### Task inputs
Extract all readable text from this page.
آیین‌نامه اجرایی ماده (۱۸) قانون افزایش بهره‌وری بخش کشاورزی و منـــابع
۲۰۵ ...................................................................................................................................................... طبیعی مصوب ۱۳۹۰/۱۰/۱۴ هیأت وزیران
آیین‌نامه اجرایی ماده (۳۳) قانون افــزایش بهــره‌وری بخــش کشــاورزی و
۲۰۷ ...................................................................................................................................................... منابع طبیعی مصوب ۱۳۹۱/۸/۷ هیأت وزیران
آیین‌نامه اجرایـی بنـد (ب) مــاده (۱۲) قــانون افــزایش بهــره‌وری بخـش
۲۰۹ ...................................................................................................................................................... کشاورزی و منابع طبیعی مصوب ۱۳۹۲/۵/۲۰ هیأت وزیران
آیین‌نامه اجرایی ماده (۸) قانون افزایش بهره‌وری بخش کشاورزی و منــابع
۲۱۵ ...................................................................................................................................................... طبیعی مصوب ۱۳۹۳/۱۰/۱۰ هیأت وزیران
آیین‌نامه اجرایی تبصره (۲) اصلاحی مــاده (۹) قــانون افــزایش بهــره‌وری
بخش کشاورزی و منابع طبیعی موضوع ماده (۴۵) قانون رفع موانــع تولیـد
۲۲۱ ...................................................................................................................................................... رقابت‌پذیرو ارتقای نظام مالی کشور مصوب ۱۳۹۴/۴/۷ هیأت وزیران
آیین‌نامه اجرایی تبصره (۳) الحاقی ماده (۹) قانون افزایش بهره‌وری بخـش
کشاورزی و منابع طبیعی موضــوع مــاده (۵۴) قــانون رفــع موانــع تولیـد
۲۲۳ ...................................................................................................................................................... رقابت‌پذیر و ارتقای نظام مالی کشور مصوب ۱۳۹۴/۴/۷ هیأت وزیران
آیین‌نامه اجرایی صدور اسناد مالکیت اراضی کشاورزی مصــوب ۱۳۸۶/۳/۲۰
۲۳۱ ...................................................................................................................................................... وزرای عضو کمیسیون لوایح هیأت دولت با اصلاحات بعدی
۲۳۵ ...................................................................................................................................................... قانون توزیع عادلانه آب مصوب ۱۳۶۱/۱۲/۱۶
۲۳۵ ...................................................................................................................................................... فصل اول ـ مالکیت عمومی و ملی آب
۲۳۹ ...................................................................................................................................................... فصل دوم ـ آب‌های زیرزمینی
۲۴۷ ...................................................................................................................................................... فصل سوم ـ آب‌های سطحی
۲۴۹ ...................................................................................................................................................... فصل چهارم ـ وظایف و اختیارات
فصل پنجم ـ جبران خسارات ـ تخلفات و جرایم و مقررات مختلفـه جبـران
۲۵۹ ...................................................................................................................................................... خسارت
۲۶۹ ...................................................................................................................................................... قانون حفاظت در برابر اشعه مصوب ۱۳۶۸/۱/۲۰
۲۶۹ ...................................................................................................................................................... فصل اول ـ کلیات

### Given problem
Print every entry exactly as written.

### Expected answer
Extract all readable text from this page.
آیین‌نامه اجرایی ماده (۱۸) قانون افزایش بهره‌وری بخش کشاورزی و منـــابع
۲۰۵ ...................................................................................................................................................... طبیعی مصوب ۱۳۹۰/۱۰/۱۴ هیأت وزیران
آیین‌نامه اجرایی ماده (۳۳) قانون افــزایش بهــره‌وری بخــش کشــاورزی و
۲۰۷ ...................................................................................................................................................... منابع طبیعی مصوب ۱۳۹۱/۸/۷ هیأت وزیران
آیین‌نامه اجرایـی بنـد (ب) مــاده (۱۲) قــانون افــزایش بهــره‌وری بخـش
۲۰۹ ...................................................................................................................................................... کشاورزی و منابع طبیعی مصوب ۱۳۹۲/۵/۲۰ هیأت وزیران
آیین‌نامه اجرایی ماده (۸) قانون افزایش بهره‌وری بخش کشاورزی و منــابع
۲۱۵ ...................................................................................................................................................... طبیعی مصوب ۱۳۹۳/۱۰/۱۰ هیأت وزیران
آیین‌نامه اجرایی تبصره (۲) اصلاحی مــاده (۹) قــانون افــزایش بهــره‌وری
بخش کشاورزی و منابع طبیعی موضوع ماده (۴۵) قانون رفع موانــع تولیـد
۲۲۱ ...................................................................................................................................................... رقابت‌پذیرو ارتقای نظام مالی کشور مصوب ۱۳۹۴/۴/۷ هیأت وزیران
آیین‌نامه اجرایی تبصره (۳) الحاقی ماده (۹) قانون افزایش بهره‌وری بخـش
کشاورزی و منابع طبیعی موضــوع مــاده (۵۴) قــانون رفــع موانــع تولیـد
۲۲۳ ...................................................................................................................................................... رقابت‌پذیر و ارتقای نظام مالی کشور مصوب ۱۳۹۴/۴/۷ هیأت وزیران
آیین‌نامه اجرایی صدور اسناد مالکیت اراضی کشاورزی مصــوب ۱۳۸۶/۳/۲۰
۲۳۱ ...................................................................................................................................................... وزرای عضو کمیسیون لوایح هیأت دولت با اصلاحات بعدی
۲۳۵ ...................................................................................................................................................... قانون توزیع عادلانه آب مصوب ۱۳۶۱/۱۲/۱۶
۲۳۵ ...................................................................................................................................................... فصل اول ـ مالکیت عمومی و ملی آب
۲۳۹ ...................................................................................................................................................... فصل دوم ـ آب‌های زیرزمینی
۲۴۷ ...................................................................................................................................................... فصل سوم ـ آب‌های سطحی
۲۴۹ ...................................................................................................................................................... فصل چهارم ـ وظایف و اختیارات
فصل پنجم ـ جبران خسارات ـ تخلفات و جرایم و مقررات مختلفـه جبـران
۲۵۹ ...................................................................................................................................................... خسارت
۲۶۹ ...................................................................................................................................................... قانون حفاظت در برابر اشعه مصوب ۱۳۶۸/۱/۲۰
۲۶۹ ...................................................................................................................................................... فصل اول ـ کلیات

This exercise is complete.